Items from a figure collection:
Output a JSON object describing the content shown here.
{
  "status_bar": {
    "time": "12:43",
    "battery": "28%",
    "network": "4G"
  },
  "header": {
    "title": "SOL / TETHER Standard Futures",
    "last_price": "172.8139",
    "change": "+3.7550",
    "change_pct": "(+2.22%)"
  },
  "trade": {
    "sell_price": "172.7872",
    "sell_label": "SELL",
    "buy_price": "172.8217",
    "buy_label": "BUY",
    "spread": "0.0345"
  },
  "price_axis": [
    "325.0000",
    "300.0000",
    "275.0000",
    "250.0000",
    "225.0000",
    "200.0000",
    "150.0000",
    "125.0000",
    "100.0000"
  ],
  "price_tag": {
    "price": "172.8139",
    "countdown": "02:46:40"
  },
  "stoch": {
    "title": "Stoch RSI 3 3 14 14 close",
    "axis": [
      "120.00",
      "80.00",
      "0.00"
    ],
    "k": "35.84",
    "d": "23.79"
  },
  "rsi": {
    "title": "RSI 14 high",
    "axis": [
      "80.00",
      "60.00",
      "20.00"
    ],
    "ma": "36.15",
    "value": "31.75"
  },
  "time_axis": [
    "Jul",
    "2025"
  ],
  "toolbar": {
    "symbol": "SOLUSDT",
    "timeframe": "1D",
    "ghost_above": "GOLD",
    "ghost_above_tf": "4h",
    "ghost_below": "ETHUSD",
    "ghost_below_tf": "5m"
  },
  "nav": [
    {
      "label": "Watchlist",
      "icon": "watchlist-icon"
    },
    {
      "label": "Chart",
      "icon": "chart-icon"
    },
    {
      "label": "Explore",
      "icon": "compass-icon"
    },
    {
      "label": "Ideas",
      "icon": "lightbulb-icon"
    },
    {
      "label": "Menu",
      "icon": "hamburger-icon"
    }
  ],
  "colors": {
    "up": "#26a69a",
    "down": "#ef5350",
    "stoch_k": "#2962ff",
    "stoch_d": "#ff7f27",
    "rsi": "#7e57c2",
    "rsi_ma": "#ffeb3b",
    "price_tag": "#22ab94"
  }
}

AIM OF THE EXERCISE: Return the listing above in full, character for character.

OUTPUT:
Output a JSON object describing the content shown here.
{
  "status_bar": {
    "time": "12:43",
    "battery": "28%",
    "network": "4G"
  },
  "header": {
    "title": "SOL / TETHER Standard Futures",
    "last_price": "172.8139",
    "change": "+3.7550",
    "change_pct": "(+2.22%)"
  },
  "trade": {
    "sell_price": "172.7872",
    "sell_label": "SELL",
    "buy_price": "172.8217",
    "buy_label": "BUY",
    "spread": "0.0345"
  },
  "price_axis": [
    "325.0000",
    "300.0000",
    "275.0000",
    "250.0000",
    "225.0000",
    "200.0000",
    "150.0000",
    "125.0000",
    "100.0000"
  ],
  "price_tag": {
    "price": "172.8139",
    "countdown": "02:46:40"
  },
  "stoch": {
    "title": "Stoch RSI 3 3 14 14 close",
    "axis": [
      "120.00",
      "80.00",
      "0.00"
    ],
    "k": "35.84",
    "d": "23.79"
  },
  "rsi": {
    "title": "RSI 14 high",
    "axis": [
      "80.00",
      "60.00",
      "20.00"
    ],
    "ma": "36.15",
    "value": "31.75"
  },
  "time_axis": [
    "Jul",
    "2025"
  ],
  "toolbar": {
    "symbol": "SOLUSDT",
    "timeframe": "1D",
    "ghost_above": "GOLD",
    "ghost_above_tf": "4h",
    "ghost_below": "ETHUSD",
    "ghost_below_tf": "5m"
  },
  "nav": [
    {
      "label": "Watchlist",
      "icon": "watchlist-icon"
    },
    {
      "label": "Chart",
      "icon": "chart-icon"
    },
    {
      "label": "Explore",
      "icon": "compass-icon"
    },
    {
      "label": "Ideas",
      "icon": "lightbulb-icon"
    },
    {
      "label": "Menu",
      "icon": "hamburger-icon"
    }
  ],
  "colors": {
    "up": "#26a69a",
    "down": "#ef5350",
    "stoch_k": "#2962ff",
    "stoch_d": "#ff7f27",
    "rsi": "#7e57c2",
    "rsi_ma": "#ffeb3b",
    "price_tag": "#22ab94"
  }
}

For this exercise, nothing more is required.